■ Source passage
------------------------
After the last round, this meant that Alexei Fedorov, Sergey Tiviakov, Ernesto Inarkiev and Andrei Istratescu had to play a tie-break session among themselves to determine the two players that would not qualify.

These four participants refused to play their tie-break matches, were disqualified altogether from the FIDE World Championship by the ECU and eventually replaced by Mateusz Bartel (European Champion under 18) and Aleksander Delchev (the leader of European Grand Prix).

We have gone at some length to describe this issue in order to demonstrate that:

a) The ECU President was not allowed by the World Chess Championship 2003/2004 Regulations to nominate both Mr Jobava and Mr Haznedaroglu to participate in the next FIDE World Championship;

b) The four above-mentioned players who refused to play their tie-break matches should all have been qualified and should not have been asked to participate in a tie-break.

We urge you to consider qualifying A.Fedorov, S.Tiviakov, E.Inarkiev and A.Istratescu to the next FIDE World Championship, on the grounds that, had the ECU not taken away two places from the European Championship without any valid reason, all of the four above-mentioned players would have been qualified.

4) Conditions and rules of the European Club Cup

The last European Club Cup (ECC) organized in Rethymnon (Crete), in late September 2003, was affected by several problems of an organizational nature. We will briefly go over them:

a) An abrupt last-minute change of hotel accommodation, and even tournament location, for all women teams and numerous men teams, due to a mix-up in the hotel reservations. This was possibly not the direct responsibility of the ECU, it may have been the consequence of the hotel management’s sloppy work. Nevertheless, it affected the playing conditions for many players. If the ECU has an agreement with a large hotel and brings in several hundred guests, it should be entitled to a proper reservation service.

b) Unacceptable playing conditions for the men’s event: the players were competing in a very cramped playing hall, after four hours of play the heat and lack of air were at times hardly bearable.

c) The current format of the Club Cup has been criticized by a number of team sponsors and captains: the event involves considerable costs for the teams for a low return in terms of publicity. The media coverage in Rethymnon was very scarce, despite the participation of some of the world’s very best players.
------------------------
■ Given exercise
Continue the passage about European chess championship qualification and the European Club Cup, starting right after its last sentence.

■ Dataset excerpt
------------------------
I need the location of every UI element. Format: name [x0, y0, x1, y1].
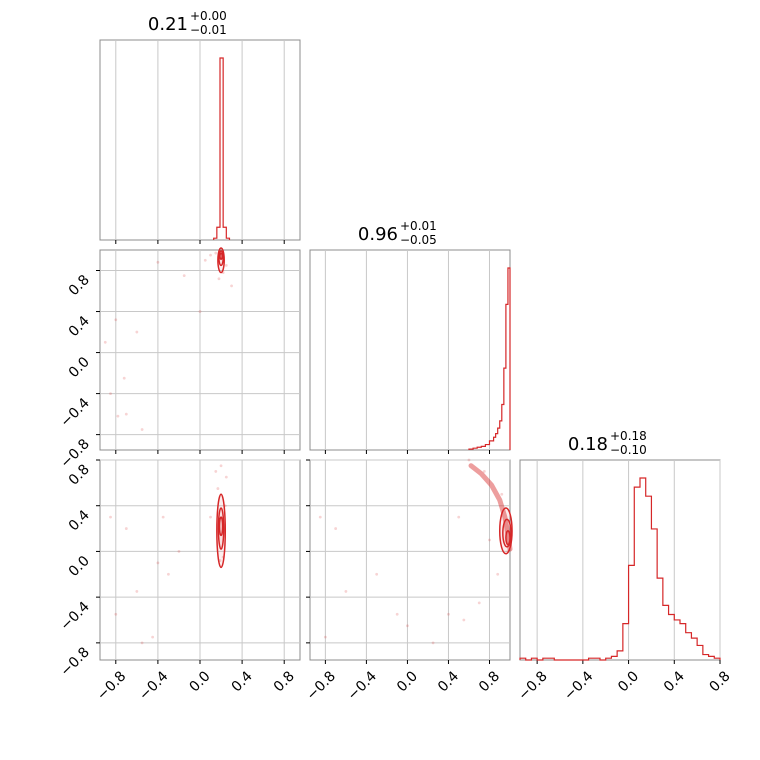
------------------------
■ Result
Rules about the proper registration in advance of teams and their players have once more been ignored in Rethymnon: Garry Kasparov was not even on the official list of participants on the eve of the first round. If players can show up at the last minute and still be part of a team, then why does the ECU compel all clubs to submit a list of players that cannot be changed at least one month before the event? We do understand that Garry Kasparov’s participation was very important for the prestige of the European Club Cup, however, his inclusion should not have been at the expense of the ECU’s own rules that are applicable to all participants.

According to the minutes of the ECU General Assembly held in Plovdiv in October 2003, a vote was passed on the time control to be used at the next European Club Cup in both the men’s and women’s events. The adopted time control was the new FIDE control of 90 minutes plus a 30 second increment for the whole game. We’d like to remind the ECU that a poll was organized just prior to the first round in Rethymnon. The result for the men’s competition (the women did adopt the 90 minutes time control) showed that team captains and participants were largely in favour of the previous classical FIDE time-control of 100 minutes for 40 moves, followed by 50 minutes for 20 moves and 10 minutes for the rest of the game, with a 30 second increment from the first move. Since this time control was eventually applied for the men’s event, why has the ECU ignored this fact and changed the time control to the one the players were voting against? Another question arises in that respect: on what grounds was a poll organized during the Captains’ Meeting? The ECU Tournament Rules do not foresee such a possibility and clearly stipulate in F.5.3.5 “The rate of play has to be notified by the organisers in the letter of invitation.”

There is one more remark which we would like to make regarding the dates of the 2004 European Club Cup. As the Olympiad is scheduled from the 14th until the 31st of October, it would be logical that the ECC be played earlier than the scheduled dates, i.e. between the 2nd and 10th of October. This would leave some breathing space for the players between two important and difficult events.

Summing up: We would like to have an answer as to why the rules of the European Club Cup regarding team line-ups were not followed in 2003. For the next edition of the ECC, we strongly ask you to stick to these rules. Moreover, we draw your attention to the fact that playing conditions, such as those imposed on the participants of the men’s competition in Rethymnon 2003, are simply unacceptable and must not be repeated. At the same time, we don’t understand why the time control in the men’s event has been changed from one supported by the majority of the clubs to the one they were voting against. Finally, we suggest that the European Club Cup in 2004 should start at least one week earlier than scheduled.

5) The attribution of the European Team Championships to Sweden in 2005 and Greece in 2007.

According to the minutes of the ECU General Assembly in Plovdiv, the attribution of the 2005 and 2007 European Team Championships (ETC) to organizers from Sweden and Greece respectively, violated the bidding procedure, the ECU Statutes and the ECU Tournament Rules. Since all members of the ECU Board are no doubt informed of that matter, we will limit ourselves to outlining the problem that arose.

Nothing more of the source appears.